In your copy, leave out the pictures and repeat the entries below exactly.
++++
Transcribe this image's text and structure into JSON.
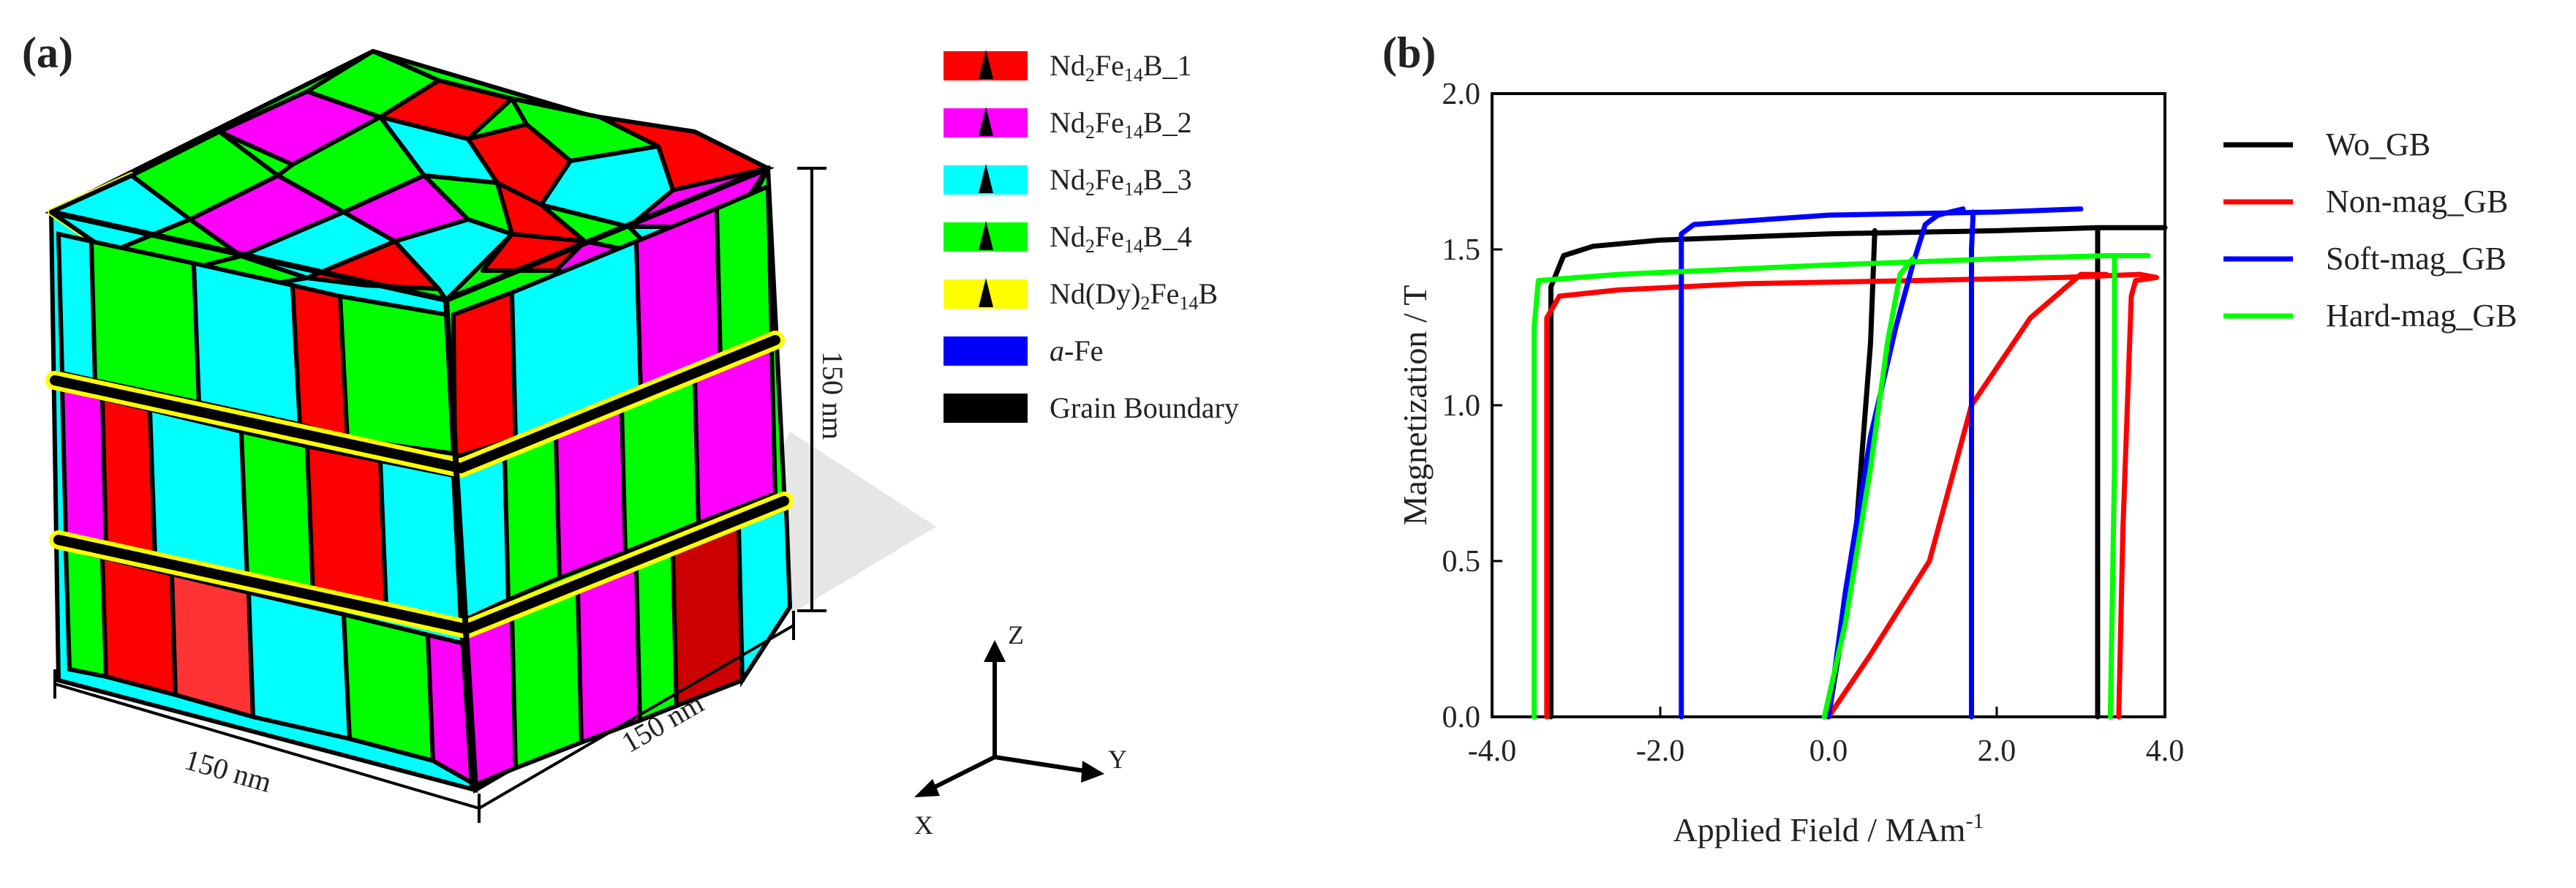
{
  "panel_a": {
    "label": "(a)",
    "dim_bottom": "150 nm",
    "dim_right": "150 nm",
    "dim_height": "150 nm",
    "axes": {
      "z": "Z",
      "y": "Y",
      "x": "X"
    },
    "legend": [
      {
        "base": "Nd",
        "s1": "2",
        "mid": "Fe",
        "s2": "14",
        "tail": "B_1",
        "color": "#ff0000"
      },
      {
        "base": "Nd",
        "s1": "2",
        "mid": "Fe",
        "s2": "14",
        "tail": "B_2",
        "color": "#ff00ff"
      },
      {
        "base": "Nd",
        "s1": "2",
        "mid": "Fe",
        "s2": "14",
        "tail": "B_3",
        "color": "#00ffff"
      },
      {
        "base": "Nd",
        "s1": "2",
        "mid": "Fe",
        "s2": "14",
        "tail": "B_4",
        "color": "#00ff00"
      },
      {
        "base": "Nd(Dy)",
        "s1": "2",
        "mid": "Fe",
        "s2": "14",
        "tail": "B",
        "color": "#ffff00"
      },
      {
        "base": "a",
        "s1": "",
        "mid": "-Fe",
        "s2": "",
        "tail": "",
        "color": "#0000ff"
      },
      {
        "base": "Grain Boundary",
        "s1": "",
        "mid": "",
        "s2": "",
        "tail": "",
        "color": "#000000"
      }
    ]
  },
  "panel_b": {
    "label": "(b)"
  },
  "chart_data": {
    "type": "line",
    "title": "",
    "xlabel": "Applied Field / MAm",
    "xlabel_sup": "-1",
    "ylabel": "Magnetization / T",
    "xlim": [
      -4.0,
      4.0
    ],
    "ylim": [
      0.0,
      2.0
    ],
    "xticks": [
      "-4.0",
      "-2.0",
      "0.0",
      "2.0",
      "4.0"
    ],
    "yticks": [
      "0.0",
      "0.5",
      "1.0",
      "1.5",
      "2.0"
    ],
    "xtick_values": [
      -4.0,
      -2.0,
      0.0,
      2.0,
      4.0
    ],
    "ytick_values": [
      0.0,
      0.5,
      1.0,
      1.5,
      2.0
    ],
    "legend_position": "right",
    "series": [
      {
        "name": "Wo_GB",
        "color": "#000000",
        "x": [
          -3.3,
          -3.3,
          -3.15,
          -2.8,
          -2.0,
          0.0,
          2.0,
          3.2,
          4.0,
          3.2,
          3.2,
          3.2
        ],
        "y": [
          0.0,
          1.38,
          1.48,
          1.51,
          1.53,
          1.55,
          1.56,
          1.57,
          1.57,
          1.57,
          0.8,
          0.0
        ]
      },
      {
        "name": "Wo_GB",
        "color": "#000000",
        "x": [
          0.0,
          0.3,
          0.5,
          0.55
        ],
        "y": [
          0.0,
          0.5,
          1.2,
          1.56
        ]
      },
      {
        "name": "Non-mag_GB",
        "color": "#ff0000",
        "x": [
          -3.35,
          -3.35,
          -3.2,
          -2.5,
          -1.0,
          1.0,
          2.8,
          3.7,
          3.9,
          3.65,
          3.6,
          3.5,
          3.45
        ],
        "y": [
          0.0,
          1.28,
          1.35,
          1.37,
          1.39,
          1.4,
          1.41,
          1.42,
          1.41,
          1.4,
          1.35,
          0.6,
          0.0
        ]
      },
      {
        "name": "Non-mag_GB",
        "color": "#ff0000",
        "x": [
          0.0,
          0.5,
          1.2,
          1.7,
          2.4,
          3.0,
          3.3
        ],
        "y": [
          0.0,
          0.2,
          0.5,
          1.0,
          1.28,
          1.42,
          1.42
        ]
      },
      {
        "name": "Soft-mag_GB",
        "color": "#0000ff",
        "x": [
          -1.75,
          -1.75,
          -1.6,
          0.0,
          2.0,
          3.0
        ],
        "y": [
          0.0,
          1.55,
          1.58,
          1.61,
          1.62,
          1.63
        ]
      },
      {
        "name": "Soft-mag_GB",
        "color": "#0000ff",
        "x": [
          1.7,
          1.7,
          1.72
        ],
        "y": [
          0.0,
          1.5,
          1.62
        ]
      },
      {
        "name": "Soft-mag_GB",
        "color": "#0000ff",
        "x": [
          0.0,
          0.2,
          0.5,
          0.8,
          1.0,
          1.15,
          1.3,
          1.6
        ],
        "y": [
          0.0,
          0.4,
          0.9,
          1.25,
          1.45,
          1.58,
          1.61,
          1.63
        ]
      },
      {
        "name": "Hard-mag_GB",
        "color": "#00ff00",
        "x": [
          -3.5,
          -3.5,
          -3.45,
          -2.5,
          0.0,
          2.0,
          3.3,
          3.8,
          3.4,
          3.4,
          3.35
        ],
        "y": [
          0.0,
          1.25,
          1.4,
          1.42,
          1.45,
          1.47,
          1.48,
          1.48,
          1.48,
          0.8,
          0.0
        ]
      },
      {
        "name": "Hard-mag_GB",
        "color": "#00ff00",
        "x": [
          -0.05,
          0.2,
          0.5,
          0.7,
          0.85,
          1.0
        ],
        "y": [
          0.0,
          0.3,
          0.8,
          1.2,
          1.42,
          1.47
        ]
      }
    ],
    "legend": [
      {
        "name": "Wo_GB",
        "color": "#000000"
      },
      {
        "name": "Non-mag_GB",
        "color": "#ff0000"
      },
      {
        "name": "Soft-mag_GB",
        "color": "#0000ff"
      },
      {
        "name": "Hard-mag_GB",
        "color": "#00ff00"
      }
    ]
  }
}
++++
▶ ANSWER TO THE EXERCISE
Transcribe this image's text and structure into JSON.
{
  "panel_a": {
    "label": "(a)",
    "dim_bottom": "150 nm",
    "dim_right": "150 nm",
    "dim_height": "150 nm",
    "axes": {
      "z": "Z",
      "y": "Y",
      "x": "X"
    },
    "legend": [
      {
        "base": "Nd",
        "s1": "2",
        "mid": "Fe",
        "s2": "14",
        "tail": "B_1",
        "color": "#ff0000"
      },
      {
        "base": "Nd",
        "s1": "2",
        "mid": "Fe",
        "s2": "14",
        "tail": "B_2",
        "color": "#ff00ff"
      },
      {
        "base": "Nd",
        "s1": "2",
        "mid": "Fe",
        "s2": "14",
        "tail": "B_3",
        "color": "#00ffff"
      },
      {
        "base": "Nd",
        "s1": "2",
        "mid": "Fe",
        "s2": "14",
        "tail": "B_4",
        "color": "#00ff00"
      },
      {
        "base": "Nd(Dy)",
        "s1": "2",
        "mid": "Fe",
        "s2": "14",
        "tail": "B",
        "color": "#ffff00"
      },
      {
        "base": "a",
        "s1": "",
        "mid": "-Fe",
        "s2": "",
        "tail": "",
        "color": "#0000ff"
      },
      {
        "base": "Grain Boundary",
        "s1": "",
        "mid": "",
        "s2": "",
        "tail": "",
        "color": "#000000"
      }
    ]
  },
  "panel_b": {
    "label": "(b)"
  },
  "chart_data": {
    "type": "line",
    "title": "",
    "xlabel": "Applied Field / MAm",
    "xlabel_sup": "-1",
    "ylabel": "Magnetization / T",
    "xlim": [
      -4.0,
      4.0
    ],
    "ylim": [
      0.0,
      2.0
    ],
    "xticks": [
      "-4.0",
      "-2.0",
      "0.0",
      "2.0",
      "4.0"
    ],
    "yticks": [
      "0.0",
      "0.5",
      "1.0",
      "1.5",
      "2.0"
    ],
    "xtick_values": [
      -4.0,
      -2.0,
      0.0,
      2.0,
      4.0
    ],
    "ytick_values": [
      0.0,
      0.5,
      1.0,
      1.5,
      2.0
    ],
    "legend_position": "right",
    "series": [
      {
        "name": "Wo_GB",
        "color": "#000000",
        "x": [
          -3.3,
          -3.3,
          -3.15,
          -2.8,
          -2.0,
          0.0,
          2.0,
          3.2,
          4.0,
          3.2,
          3.2,
          3.2
        ],
        "y": [
          0.0,
          1.38,
          1.48,
          1.51,
          1.53,
          1.55,
          1.56,
          1.57,
          1.57,
          1.57,
          0.8,
          0.0
        ]
      },
      {
        "name": "Wo_GB",
        "color": "#000000",
        "x": [
          0.0,
          0.3,
          0.5,
          0.55
        ],
        "y": [
          0.0,
          0.5,
          1.2,
          1.56
        ]
      },
      {
        "name": "Non-mag_GB",
        "color": "#ff0000",
        "x": [
          -3.35,
          -3.35,
          -3.2,
          -2.5,
          -1.0,
          1.0,
          2.8,
          3.7,
          3.9,
          3.65,
          3.6,
          3.5,
          3.45
        ],
        "y": [
          0.0,
          1.28,
          1.35,
          1.37,
          1.39,
          1.4,
          1.41,
          1.42,
          1.41,
          1.4,
          1.35,
          0.6,
          0.0
        ]
      },
      {
        "name": "Non-mag_GB",
        "color": "#ff0000",
        "x": [
          0.0,
          0.5,
          1.2,
          1.7,
          2.4,
          3.0,
          3.3
        ],
        "y": [
          0.0,
          0.2,
          0.5,
          1.0,
          1.28,
          1.42,
          1.42
        ]
      },
      {
        "name": "Soft-mag_GB",
        "color": "#0000ff",
        "x": [
          -1.75,
          -1.75,
          -1.6,
          0.0,
          2.0,
          3.0
        ],
        "y": [
          0.0,
          1.55,
          1.58,
          1.61,
          1.62,
          1.63
        ]
      },
      {
        "name": "Soft-mag_GB",
        "color": "#0000ff",
        "x": [
          1.7,
          1.7,
          1.72
        ],
        "y": [
          0.0,
          1.5,
          1.62
        ]
      },
      {
        "name": "Soft-mag_GB",
        "color": "#0000ff",
        "x": [
          0.0,
          0.2,
          0.5,
          0.8,
          1.0,
          1.15,
          1.3,
          1.6
        ],
        "y": [
          0.0,
          0.4,
          0.9,
          1.25,
          1.45,
          1.58,
          1.61,
          1.63
        ]
      },
      {
        "name": "Hard-mag_GB",
        "color": "#00ff00",
        "x": [
          -3.5,
          -3.5,
          -3.45,
          -2.5,
          0.0,
          2.0,
          3.3,
          3.8,
          3.4,
          3.4,
          3.35
        ],
        "y": [
          0.0,
          1.25,
          1.4,
          1.42,
          1.45,
          1.47,
          1.48,
          1.48,
          1.48,
          0.8,
          0.0
        ]
      },
      {
        "name": "Hard-mag_GB",
        "color": "#00ff00",
        "x": [
          -0.05,
          0.2,
          0.5,
          0.7,
          0.85,
          1.0
        ],
        "y": [
          0.0,
          0.3,
          0.8,
          1.2,
          1.42,
          1.47
        ]
      }
    ],
    "legend": [
      {
        "name": "Wo_GB",
        "color": "#000000"
      },
      {
        "name": "Non-mag_GB",
        "color": "#ff0000"
      },
      {
        "name": "Soft-mag_GB",
        "color": "#0000ff"
      },
      {
        "name": "Hard-mag_GB",
        "color": "#00ff00"
      }
    ]
  }
}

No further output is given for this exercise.